• [AIM]
Print the records again, character for character.

• [EXERCISE MATERIAL]
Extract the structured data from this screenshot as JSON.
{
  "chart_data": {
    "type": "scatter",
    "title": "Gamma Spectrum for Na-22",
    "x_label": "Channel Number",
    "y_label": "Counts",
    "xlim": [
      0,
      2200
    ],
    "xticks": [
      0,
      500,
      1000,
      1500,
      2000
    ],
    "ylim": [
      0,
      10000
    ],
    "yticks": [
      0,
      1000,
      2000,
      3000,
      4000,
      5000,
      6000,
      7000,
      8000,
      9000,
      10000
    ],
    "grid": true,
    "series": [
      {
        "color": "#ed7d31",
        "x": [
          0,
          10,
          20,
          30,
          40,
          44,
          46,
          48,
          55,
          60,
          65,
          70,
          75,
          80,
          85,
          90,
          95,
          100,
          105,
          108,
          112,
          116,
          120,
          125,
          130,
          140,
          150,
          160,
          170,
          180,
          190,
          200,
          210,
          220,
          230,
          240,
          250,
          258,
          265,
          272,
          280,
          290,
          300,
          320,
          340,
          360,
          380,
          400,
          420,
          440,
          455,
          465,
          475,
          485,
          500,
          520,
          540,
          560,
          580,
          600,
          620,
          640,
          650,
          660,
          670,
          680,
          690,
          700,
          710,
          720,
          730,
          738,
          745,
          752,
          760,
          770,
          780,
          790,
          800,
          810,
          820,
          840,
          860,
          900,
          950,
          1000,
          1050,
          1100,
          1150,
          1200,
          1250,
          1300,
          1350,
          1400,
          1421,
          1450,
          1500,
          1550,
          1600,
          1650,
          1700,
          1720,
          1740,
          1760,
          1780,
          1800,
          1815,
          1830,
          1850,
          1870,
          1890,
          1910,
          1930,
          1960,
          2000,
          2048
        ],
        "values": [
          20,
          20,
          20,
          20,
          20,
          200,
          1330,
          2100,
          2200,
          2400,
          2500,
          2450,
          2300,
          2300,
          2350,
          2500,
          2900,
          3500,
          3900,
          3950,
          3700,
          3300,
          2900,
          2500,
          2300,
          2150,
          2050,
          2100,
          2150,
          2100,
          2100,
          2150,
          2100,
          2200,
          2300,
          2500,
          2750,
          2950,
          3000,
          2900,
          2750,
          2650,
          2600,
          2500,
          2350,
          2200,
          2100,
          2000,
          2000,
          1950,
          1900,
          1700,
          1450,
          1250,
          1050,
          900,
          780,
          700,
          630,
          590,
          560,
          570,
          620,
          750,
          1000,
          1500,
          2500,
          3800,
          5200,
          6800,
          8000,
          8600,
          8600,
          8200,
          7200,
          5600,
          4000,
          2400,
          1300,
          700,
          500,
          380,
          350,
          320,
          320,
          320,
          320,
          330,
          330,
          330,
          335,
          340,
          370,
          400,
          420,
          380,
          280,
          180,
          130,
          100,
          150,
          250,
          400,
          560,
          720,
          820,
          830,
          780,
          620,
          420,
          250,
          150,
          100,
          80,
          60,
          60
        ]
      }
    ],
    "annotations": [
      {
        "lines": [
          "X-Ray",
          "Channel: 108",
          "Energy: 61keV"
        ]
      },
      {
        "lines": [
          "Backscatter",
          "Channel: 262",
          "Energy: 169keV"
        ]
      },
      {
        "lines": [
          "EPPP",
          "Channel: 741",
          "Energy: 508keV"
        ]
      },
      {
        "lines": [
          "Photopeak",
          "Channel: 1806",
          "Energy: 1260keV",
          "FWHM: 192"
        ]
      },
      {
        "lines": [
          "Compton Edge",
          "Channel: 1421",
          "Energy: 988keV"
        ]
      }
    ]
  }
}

• [TASK RESPONSE]
Extract the structured data from this screenshot as JSON.
{
  "chart_data": {
    "type": "scatter",
    "title": "Gamma Spectrum for Na-22",
    "x_label": "Channel Number",
    "y_label": "Counts",
    "xlim": [
      0,
      2200
    ],
    "xticks": [
      0,
      500,
      1000,
      1500,
      2000
    ],
    "ylim": [
      0,
      10000
    ],
    "yticks": [
      0,
      1000,
      2000,
      3000,
      4000,
      5000,
      6000,
      7000,
      8000,
      9000,
      10000
    ],
    "grid": true,
    "series": [
      {
        "color": "#ed7d31",
        "x": [
          0,
          10,
          20,
          30,
          40,
          44,
          46,
          48,
          55,
          60,
          65,
          70,
          75,
          80,
          85,
          90,
          95,
          100,
          105,
          108,
          112,
          116,
          120,
          125,
          130,
          140,
          150,
          160,
          170,
          180,
          190,
          200,
          210,
          220,
          230,
          240,
          250,
          258,
          265,
          272,
          280,
          290,
          300,
          320,
          340,
          360,
          380,
          400,
          420,
          440,
          455,
          465,
          475,
          485,
          500,
          520,
          540,
          560,
          580,
          600,
          620,
          640,
          650,
          660,
          670,
          680,
          690,
          700,
          710,
          720,
          730,
          738,
          745,
          752,
          760,
          770,
          780,
          790,
          800,
          810,
          820,
          840,
          860,
          900,
          950,
          1000,
          1050,
          1100,
          1150,
          1200,
          1250,
          1300,
          1350,
          1400,
          1421,
          1450,
          1500,
          1550,
          1600,
          1650,
          1700,
          1720,
          1740,
          1760,
          1780,
          1800,
          1815,
          1830,
          1850,
          1870,
          1890,
          1910,
          1930,
          1960,
          2000,
          2048
        ],
        "values": [
          20,
          20,
          20,
          20,
          20,
          200,
          1330,
          2100,
          2200,
          2400,
          2500,
          2450,
          2300,
          2300,
          2350,
          2500,
          2900,
          3500,
          3900,
          3950,
          3700,
          3300,
          2900,
          2500,
          2300,
          2150,
          2050,
          2100,
          2150,
          2100,
          2100,
          2150,
          2100,
          2200,
          2300,
          2500,
          2750,
          2950,
          3000,
          2900,
          2750,
          2650,
          2600,
          2500,
          2350,
          2200,
          2100,
          2000,
          2000,
          1950,
          1900,
          1700,
          1450,
          1250,
          1050,
          900,
          780,
          700,
          630,
          590,
          560,
          570,
          620,
          750,
          1000,
          1500,
          2500,
          3800,
          5200,
          6800,
          8000,
          8600,
          8600,
          8200,
          7200,
          5600,
          4000,
          2400,
          1300,
          700,
          500,
          380,
          350,
          320,
          320,
          320,
          320,
          330,
          330,
          330,
          335,
          340,
          370,
          400,
          420,
          380,
          280,
          180,
          130,
          100,
          150,
          250,
          400,
          560,
          720,
          820,
          830,
          780,
          620,
          420,
          250,
          150,
          100,
          80,
          60,
          60
        ]
      }
    ],
    "annotations": [
      {
        "lines": [
          "X-Ray",
          "Channel: 108",
          "Energy: 61keV"
        ]
      },
      {
        "lines": [
          "Backscatter",
          "Channel: 262",
          "Energy: 169keV"
        ]
      },
      {
        "lines": [
          "EPPP",
          "Channel: 741",
          "Energy: 508keV"
        ]
      },
      {
        "lines": [
          "Photopeak",
          "Channel: 1806",
          "Energy: 1260keV",
          "FWHM: 192"
        ]
      },
      {
        "lines": [
          "Compton Edge",
          "Channel: 1421",
          "Energy: 988keV"
        ]
      }
    ]
  }
}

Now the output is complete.